Problem statement: Everything in the data except the pictures belongs in your answer, copied exactly.
[Source material]
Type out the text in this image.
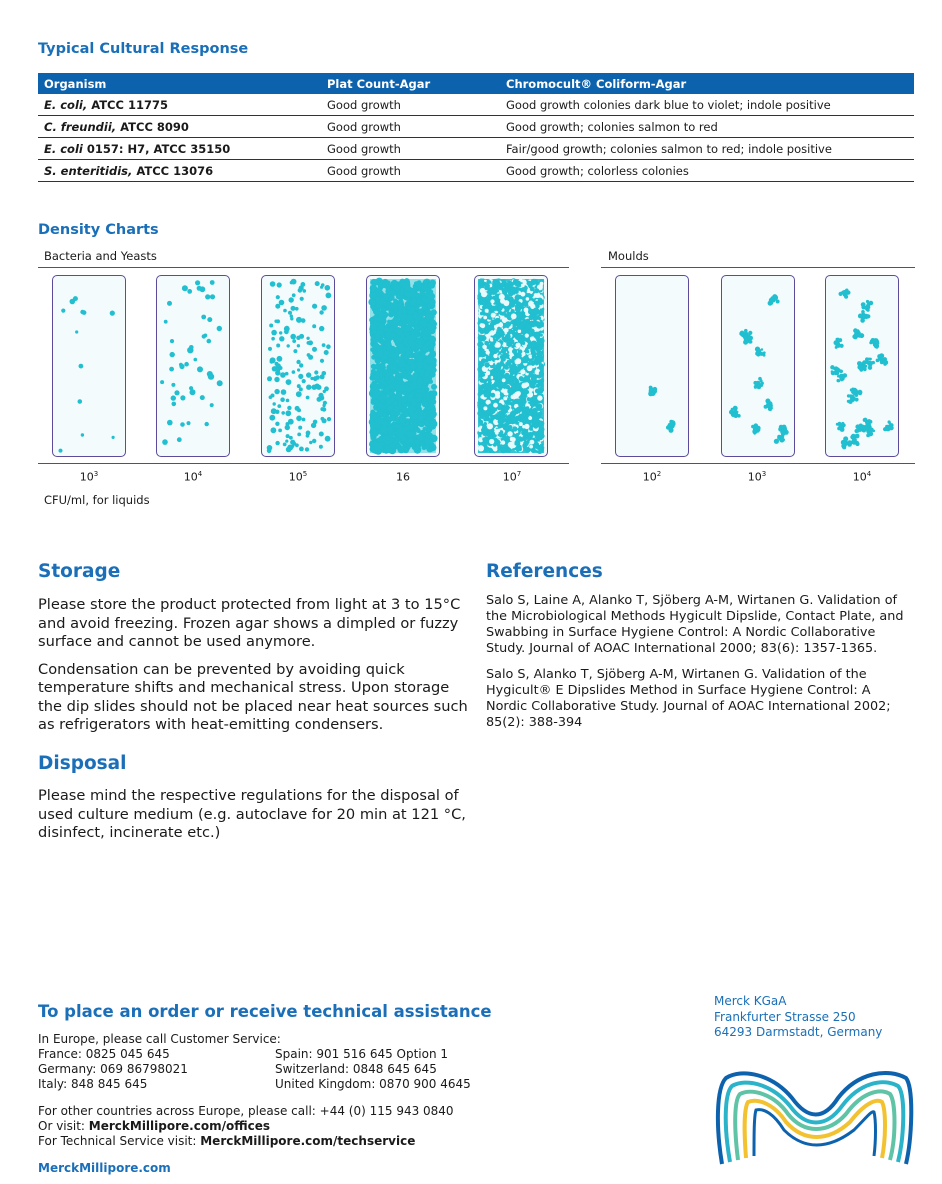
Typical Cultural Response
Organism	Plat Count-Agar	Chromocult® Coliform-Agar
E. coli, ATCC 11775	Good growth	Good growth colonies dark blue to violet; indole positive
C. freundii, ATCC 8090	Good growth	Good growth; colonies salmon to red
E. coli 0157: H7, ATCC 35150	Good growth	Fair/good growth; colonies salmon to red; indole positive
S. enteritidis, ATCC 13076	Good growth	Good growth; colorless colonies
Density Charts
Bacteria and Yeasts	Moulds
$10^3$	$10^4$	$10^5$	16	$10^7$	$10^2$	$10^3$	$10^4$
CFU/ml, for liquids
Storage

Please store the product protected from light at 3 to 15°C and avoid freezing. Frozen agar shows a dimpled or fuzzy surface and cannot be used anymore.

Condensation can be prevented by avoiding quick temperature shifts and mechanical stress. Upon storage the dip slides should not be placed near heat sources such as refrigerators with heat-emitting condensers.

Disposal

Please mind the respective regulations for the disposal of used culture medium (e.g. autoclave for 20 min at 121 °C, disinfect, incinerate etc.)

References

Salo S, Laine A, Alanko T, Sjöberg A-M, Wirtanen G. Validation of the Microbiological Methods Hygicult Dipslide, Contact Plate, and Swabbing in Surface Hygiene Control: A Nordic Collaborative Study. Journal of AOAC International 2000; 83(6): 1357-1365.

Salo S, Alanko T, Sjöberg A-M, Wirtanen G. Validation of the Hygicult® E Dipslides Method in Surface Hygiene Control: A Nordic Collaborative Study. Journal of AOAC International 2002; 85(2): 388-394

To place an order or receive technical assistance
In Europe, please call Customer Service:
France: 0825 045 645
Germany: 069 86798021
Italy: 848 845 645
Spain: 901 516 645 Option 1
Switzerland: 0848 645 645
United Kingdom: 0870 900 4645
For other countries across Europe, please call: +44 (0) 115 943 0840
Or visit: MerckMillipore.com/offices
For Technical Service visit: MerckMillipore.com/techservice
MerckMillipore.com
Merck KGaA
Frankfurter Strasse 250
64293 Darmstadt, Germany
[/Source material]
Your response:
Type out the text in this image.
Typical Cultural Response
Organism	Plat Count-Agar	Chromocult® Coliform-Agar
E. coli, ATCC 11775	Good growth	Good growth colonies dark blue to violet; indole positive
C. freundii, ATCC 8090	Good growth	Good growth; colonies salmon to red
E. coli 0157: H7, ATCC 35150	Good growth	Fair/good growth; colonies salmon to red; indole positive
S. enteritidis, ATCC 13076	Good growth	Good growth; colorless colonies
Density Charts
Bacteria and Yeasts	Moulds
$10^3$	$10^4$	$10^5$	16	$10^7$	$10^2$	$10^3$	$10^4$
CFU/ml, for liquids
Storage

Please store the product protected from light at 3 to 15°C and avoid freezing. Frozen agar shows a dimpled or fuzzy surface and cannot be used anymore.

Condensation can be prevented by avoiding quick temperature shifts and mechanical stress. Upon storage the dip slides should not be placed near heat sources such as refrigerators with heat-emitting condensers.

Disposal

Please mind the respective regulations for the disposal of used culture medium (e.g. autoclave for 20 min at 121 °C, disinfect, incinerate etc.)

References

Salo S, Laine A, Alanko T, Sjöberg A-M, Wirtanen G. Validation of the Microbiological Methods Hygicult Dipslide, Contact Plate, and Swabbing in Surface Hygiene Control: A Nordic Collaborative Study. Journal of AOAC International 2000; 83(6): 1357-1365.

Salo S, Alanko T, Sjöberg A-M, Wirtanen G. Validation of the Hygicult® E Dipslides Method in Surface Hygiene Control: A Nordic Collaborative Study. Journal of AOAC International 2002; 85(2): 388-394

To place an order or receive technical assistance
In Europe, please call Customer Service:
France: 0825 045 645
Germany: 069 86798021
Italy: 848 845 645
Spain: 901 516 645 Option 1
Switzerland: 0848 645 645
United Kingdom: 0870 900 4645
For other countries across Europe, please call: +44 (0) 115 943 0840
Or visit: MerckMillipore.com/offices
For Technical Service visit: MerckMillipore.com/techservice
MerckMillipore.com
Merck KGaA
Frankfurter Strasse 250
64293 Darmstadt, Germany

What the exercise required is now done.